## EXERCISE AIM
Where a line of the material contains the string "document", copy that line.

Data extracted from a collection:
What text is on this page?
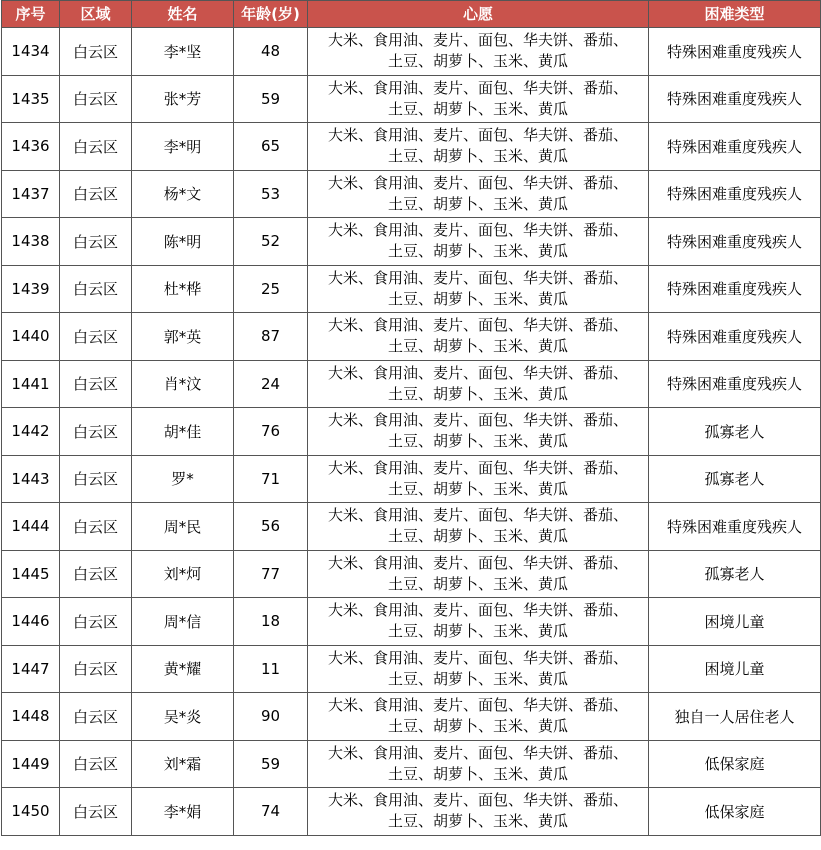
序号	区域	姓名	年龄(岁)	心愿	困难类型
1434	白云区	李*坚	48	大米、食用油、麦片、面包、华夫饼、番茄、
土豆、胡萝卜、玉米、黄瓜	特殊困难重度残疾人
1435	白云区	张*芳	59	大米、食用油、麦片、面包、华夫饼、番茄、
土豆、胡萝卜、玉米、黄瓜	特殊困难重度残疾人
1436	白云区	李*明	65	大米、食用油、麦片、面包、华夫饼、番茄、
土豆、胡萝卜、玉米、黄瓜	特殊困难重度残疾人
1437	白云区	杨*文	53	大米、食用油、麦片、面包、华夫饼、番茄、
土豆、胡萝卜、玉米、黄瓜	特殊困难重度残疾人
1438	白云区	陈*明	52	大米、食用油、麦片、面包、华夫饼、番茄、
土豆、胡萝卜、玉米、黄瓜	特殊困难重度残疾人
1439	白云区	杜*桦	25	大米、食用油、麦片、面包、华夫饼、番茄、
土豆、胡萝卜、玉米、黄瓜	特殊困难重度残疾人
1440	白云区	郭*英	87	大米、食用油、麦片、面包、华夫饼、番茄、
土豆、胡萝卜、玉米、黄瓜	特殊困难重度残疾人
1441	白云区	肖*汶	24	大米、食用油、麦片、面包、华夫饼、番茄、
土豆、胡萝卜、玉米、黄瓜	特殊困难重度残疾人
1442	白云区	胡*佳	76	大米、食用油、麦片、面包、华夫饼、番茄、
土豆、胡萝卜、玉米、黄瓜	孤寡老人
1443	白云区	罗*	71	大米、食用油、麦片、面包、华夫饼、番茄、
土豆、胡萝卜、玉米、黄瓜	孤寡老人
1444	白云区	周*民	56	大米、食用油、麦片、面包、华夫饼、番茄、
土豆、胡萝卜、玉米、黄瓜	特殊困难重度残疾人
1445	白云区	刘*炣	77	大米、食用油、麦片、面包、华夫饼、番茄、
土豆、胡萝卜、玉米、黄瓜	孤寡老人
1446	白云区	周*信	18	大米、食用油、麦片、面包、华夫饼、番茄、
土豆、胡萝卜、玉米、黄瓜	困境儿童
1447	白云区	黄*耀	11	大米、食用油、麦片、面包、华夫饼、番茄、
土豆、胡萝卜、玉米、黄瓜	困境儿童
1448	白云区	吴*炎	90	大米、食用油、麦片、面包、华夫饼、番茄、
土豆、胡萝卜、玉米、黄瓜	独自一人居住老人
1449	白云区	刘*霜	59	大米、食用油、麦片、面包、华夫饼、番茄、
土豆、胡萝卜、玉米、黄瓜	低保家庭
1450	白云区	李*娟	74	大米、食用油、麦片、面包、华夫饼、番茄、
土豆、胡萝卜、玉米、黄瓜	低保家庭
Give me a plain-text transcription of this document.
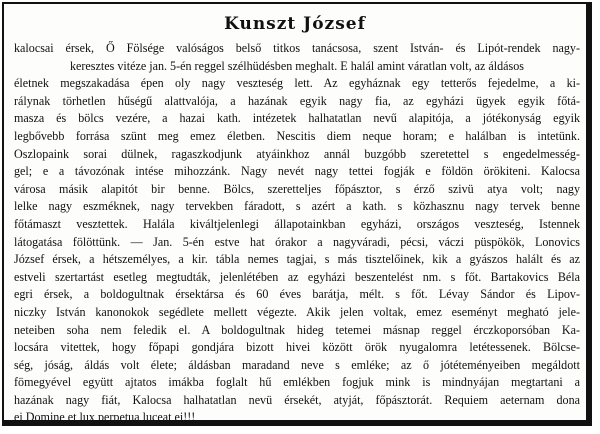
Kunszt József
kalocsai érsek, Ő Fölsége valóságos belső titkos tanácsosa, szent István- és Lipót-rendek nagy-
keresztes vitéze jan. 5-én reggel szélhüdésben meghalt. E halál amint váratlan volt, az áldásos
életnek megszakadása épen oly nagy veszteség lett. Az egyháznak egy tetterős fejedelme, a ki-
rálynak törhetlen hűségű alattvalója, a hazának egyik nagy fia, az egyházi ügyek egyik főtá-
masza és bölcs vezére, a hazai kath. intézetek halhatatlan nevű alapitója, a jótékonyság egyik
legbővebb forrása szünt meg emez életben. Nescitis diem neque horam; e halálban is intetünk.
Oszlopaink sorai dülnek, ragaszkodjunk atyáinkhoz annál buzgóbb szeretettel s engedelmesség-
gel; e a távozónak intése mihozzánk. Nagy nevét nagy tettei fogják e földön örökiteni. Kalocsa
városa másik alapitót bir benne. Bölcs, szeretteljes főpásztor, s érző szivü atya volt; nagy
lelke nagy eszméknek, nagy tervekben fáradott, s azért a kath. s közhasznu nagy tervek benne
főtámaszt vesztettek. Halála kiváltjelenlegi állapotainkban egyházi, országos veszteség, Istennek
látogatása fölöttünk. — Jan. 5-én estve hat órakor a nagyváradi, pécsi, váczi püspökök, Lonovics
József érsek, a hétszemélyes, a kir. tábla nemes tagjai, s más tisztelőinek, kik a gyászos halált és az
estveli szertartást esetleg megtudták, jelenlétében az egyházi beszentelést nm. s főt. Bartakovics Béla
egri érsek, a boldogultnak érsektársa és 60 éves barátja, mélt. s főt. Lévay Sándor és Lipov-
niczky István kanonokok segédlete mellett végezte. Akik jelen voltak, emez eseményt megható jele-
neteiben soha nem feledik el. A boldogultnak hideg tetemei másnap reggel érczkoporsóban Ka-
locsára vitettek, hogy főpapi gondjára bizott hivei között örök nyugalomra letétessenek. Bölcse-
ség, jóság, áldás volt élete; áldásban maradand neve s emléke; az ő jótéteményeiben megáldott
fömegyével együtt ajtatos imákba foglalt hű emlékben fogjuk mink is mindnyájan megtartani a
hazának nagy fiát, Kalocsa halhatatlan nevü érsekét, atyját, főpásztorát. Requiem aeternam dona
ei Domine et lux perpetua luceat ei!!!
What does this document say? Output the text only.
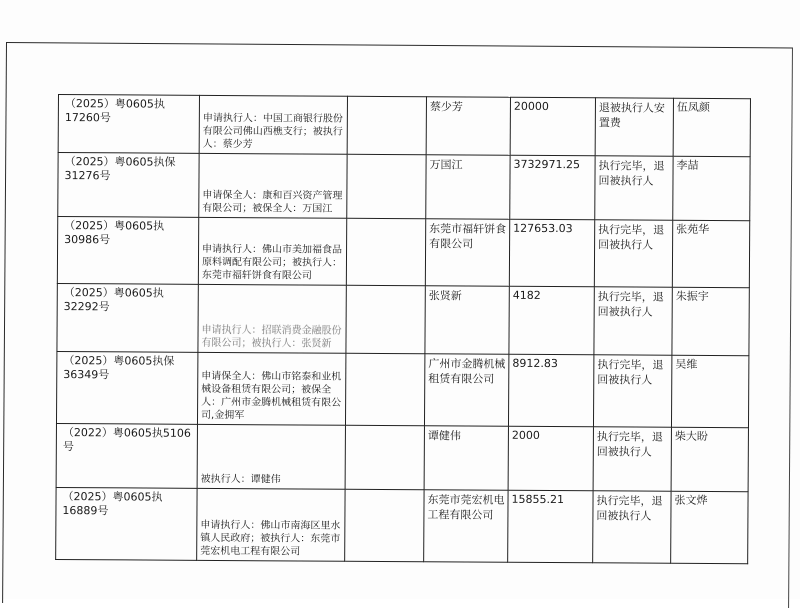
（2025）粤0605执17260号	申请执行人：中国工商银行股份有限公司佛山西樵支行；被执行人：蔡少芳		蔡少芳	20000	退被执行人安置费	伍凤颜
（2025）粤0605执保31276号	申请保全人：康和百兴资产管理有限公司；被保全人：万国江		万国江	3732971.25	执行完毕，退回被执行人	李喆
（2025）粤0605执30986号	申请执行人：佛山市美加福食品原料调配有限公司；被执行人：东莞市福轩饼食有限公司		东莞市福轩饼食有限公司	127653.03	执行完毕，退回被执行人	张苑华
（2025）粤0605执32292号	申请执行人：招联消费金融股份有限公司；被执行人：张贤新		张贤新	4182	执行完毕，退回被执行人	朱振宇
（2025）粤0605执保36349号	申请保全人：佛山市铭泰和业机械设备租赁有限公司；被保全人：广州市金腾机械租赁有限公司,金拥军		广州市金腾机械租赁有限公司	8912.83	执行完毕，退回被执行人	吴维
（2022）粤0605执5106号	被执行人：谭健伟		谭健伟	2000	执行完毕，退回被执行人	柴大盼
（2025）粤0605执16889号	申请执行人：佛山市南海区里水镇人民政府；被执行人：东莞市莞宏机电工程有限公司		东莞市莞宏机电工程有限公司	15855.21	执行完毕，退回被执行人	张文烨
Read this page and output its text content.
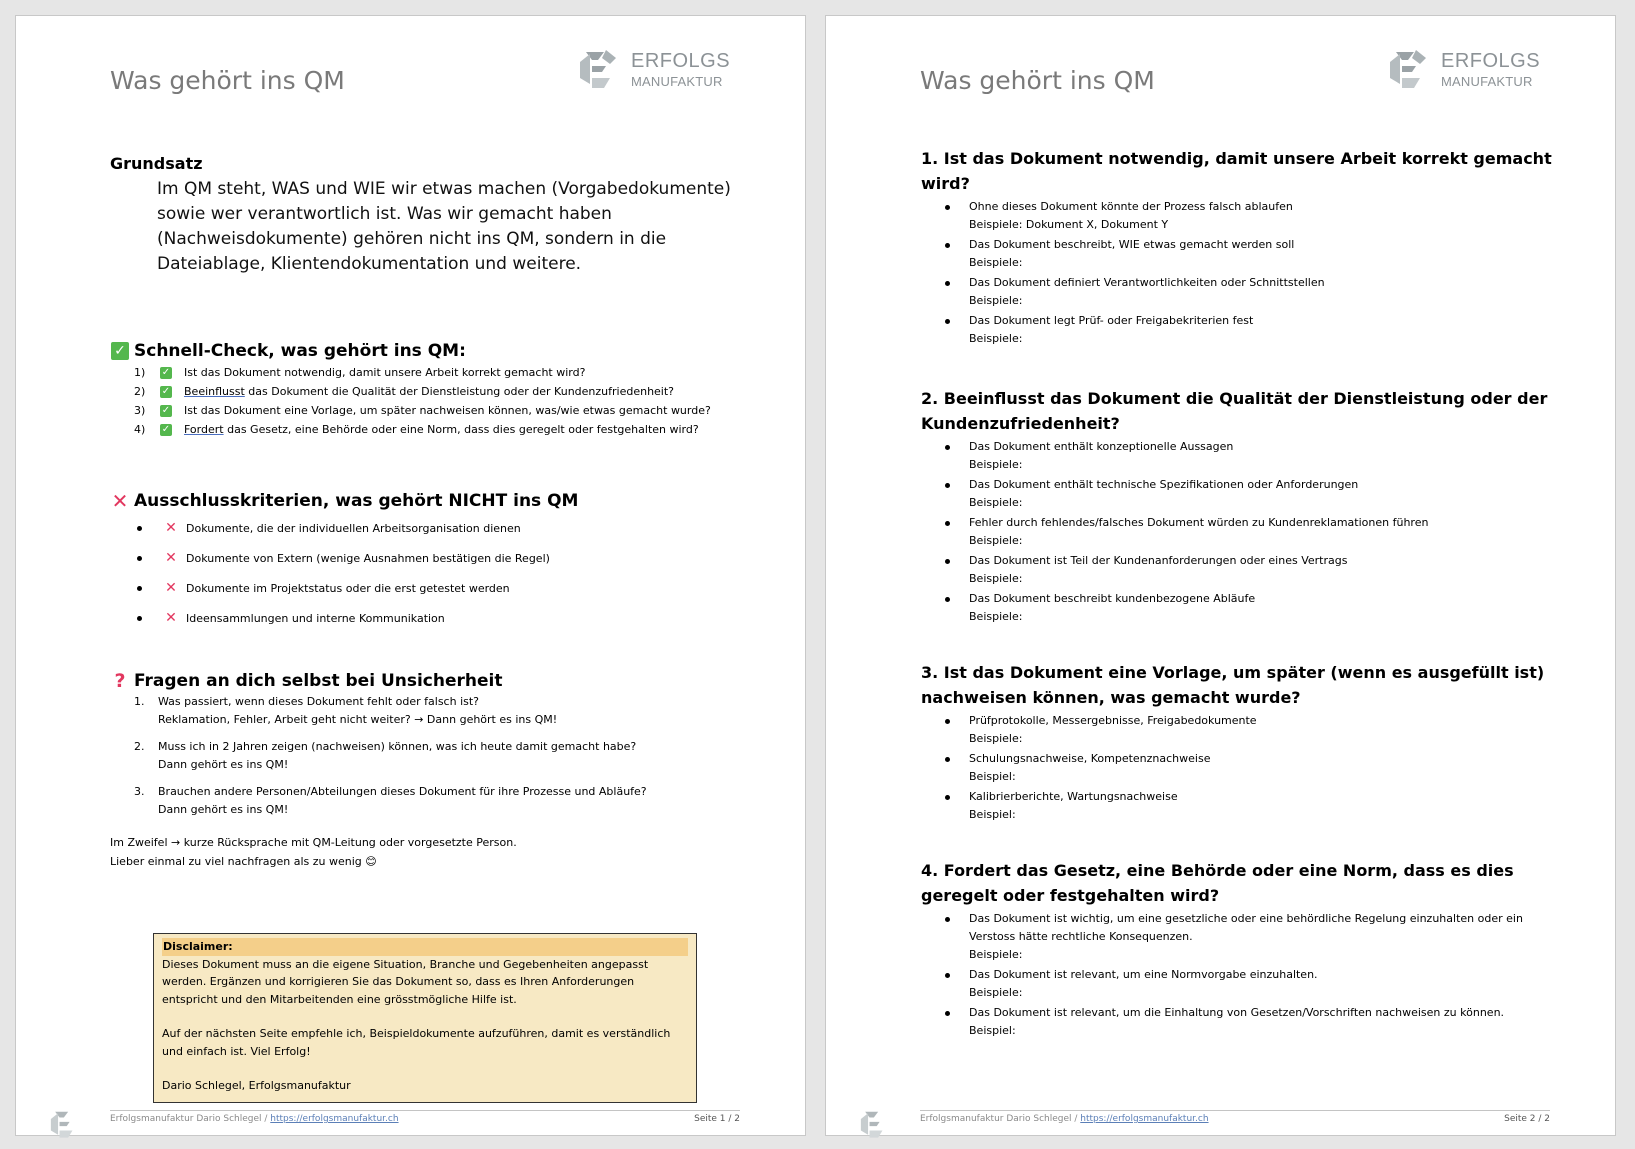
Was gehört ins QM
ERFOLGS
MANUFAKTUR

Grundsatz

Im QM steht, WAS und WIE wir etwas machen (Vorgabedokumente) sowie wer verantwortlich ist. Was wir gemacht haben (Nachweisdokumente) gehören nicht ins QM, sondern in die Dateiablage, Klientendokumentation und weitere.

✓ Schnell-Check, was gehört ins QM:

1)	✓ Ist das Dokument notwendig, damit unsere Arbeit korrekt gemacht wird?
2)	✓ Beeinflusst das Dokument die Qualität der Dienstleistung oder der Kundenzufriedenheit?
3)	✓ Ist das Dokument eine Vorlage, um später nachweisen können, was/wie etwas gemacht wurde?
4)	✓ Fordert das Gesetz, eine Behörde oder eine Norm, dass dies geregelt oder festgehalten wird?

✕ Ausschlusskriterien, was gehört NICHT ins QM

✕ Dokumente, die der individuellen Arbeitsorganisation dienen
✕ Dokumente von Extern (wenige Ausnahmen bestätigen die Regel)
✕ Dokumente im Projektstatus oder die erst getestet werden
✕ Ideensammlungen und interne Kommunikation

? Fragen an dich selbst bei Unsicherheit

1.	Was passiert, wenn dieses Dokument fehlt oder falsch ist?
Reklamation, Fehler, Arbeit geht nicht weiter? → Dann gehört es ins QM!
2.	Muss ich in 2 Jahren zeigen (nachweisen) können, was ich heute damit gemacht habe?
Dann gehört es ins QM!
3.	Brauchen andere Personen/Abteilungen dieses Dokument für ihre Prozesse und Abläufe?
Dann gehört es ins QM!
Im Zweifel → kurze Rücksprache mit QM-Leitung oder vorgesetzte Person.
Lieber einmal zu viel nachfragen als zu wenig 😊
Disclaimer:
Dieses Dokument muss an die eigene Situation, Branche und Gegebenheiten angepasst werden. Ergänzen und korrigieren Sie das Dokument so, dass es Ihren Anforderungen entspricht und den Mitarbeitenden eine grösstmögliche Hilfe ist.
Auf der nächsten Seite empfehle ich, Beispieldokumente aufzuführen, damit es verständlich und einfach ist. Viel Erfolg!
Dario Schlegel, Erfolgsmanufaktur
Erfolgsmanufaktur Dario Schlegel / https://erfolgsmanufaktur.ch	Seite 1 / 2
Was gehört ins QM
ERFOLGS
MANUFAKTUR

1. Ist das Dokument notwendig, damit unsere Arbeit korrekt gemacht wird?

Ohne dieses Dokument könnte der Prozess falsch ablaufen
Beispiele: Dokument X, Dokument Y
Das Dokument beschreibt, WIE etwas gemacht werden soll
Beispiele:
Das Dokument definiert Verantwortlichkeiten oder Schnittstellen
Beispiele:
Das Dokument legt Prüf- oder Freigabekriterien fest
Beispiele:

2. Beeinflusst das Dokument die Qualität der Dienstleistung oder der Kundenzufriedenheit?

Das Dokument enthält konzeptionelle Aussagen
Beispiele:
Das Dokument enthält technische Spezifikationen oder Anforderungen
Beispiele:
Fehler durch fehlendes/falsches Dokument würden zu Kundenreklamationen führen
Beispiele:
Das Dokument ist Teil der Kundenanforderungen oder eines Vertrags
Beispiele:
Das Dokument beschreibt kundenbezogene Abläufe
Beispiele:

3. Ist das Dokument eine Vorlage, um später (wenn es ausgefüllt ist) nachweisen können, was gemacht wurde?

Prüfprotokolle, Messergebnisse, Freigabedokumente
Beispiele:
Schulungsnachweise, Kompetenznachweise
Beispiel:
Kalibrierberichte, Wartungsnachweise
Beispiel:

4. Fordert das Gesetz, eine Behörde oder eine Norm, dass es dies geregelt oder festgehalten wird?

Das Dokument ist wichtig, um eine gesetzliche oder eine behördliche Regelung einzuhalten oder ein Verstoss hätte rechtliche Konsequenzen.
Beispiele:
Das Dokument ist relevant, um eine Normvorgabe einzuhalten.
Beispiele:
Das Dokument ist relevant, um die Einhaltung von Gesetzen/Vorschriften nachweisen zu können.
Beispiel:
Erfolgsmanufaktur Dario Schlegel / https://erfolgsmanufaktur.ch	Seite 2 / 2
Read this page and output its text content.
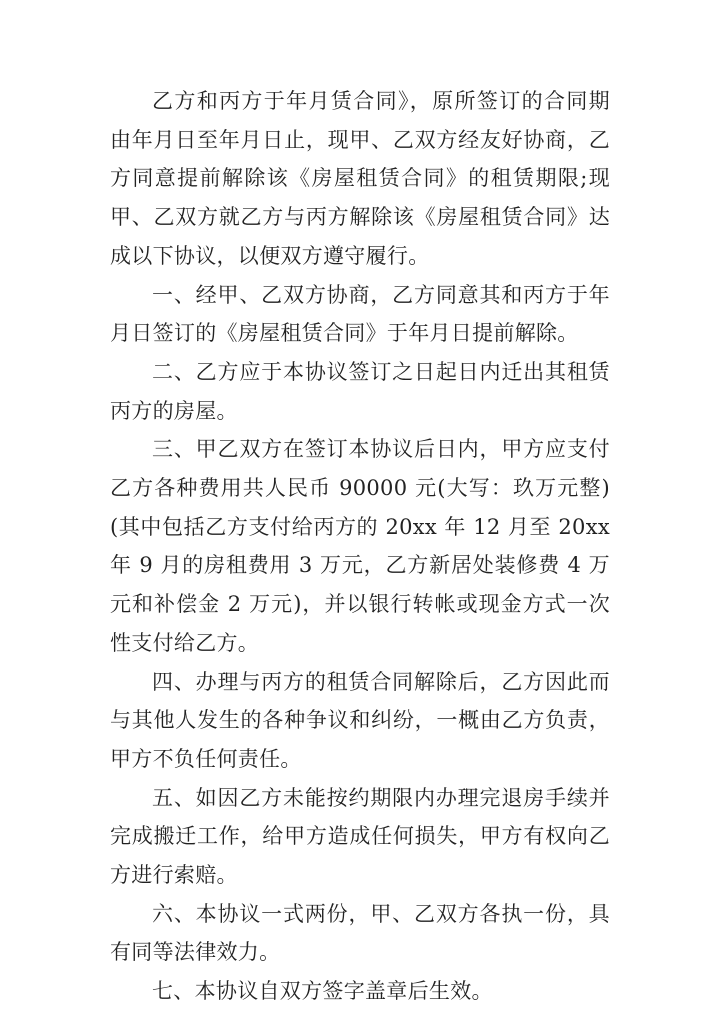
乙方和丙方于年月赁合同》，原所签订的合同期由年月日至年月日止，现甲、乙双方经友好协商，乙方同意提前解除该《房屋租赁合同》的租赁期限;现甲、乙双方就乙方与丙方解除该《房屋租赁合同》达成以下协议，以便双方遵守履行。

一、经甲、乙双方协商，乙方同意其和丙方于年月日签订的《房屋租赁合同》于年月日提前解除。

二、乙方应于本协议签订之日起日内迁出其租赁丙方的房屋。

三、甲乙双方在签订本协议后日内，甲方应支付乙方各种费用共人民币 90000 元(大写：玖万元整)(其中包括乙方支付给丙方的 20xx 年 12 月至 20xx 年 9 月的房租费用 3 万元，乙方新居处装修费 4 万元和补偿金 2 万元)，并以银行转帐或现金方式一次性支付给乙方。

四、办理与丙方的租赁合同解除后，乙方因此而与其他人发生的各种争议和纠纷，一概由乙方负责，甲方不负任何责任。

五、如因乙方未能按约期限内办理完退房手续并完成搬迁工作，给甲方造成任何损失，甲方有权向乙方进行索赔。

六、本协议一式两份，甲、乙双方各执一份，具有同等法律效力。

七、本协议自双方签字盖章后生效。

## RESPONSE
Give me a plain-text transcription of this document.
What does this document say? Output the text only.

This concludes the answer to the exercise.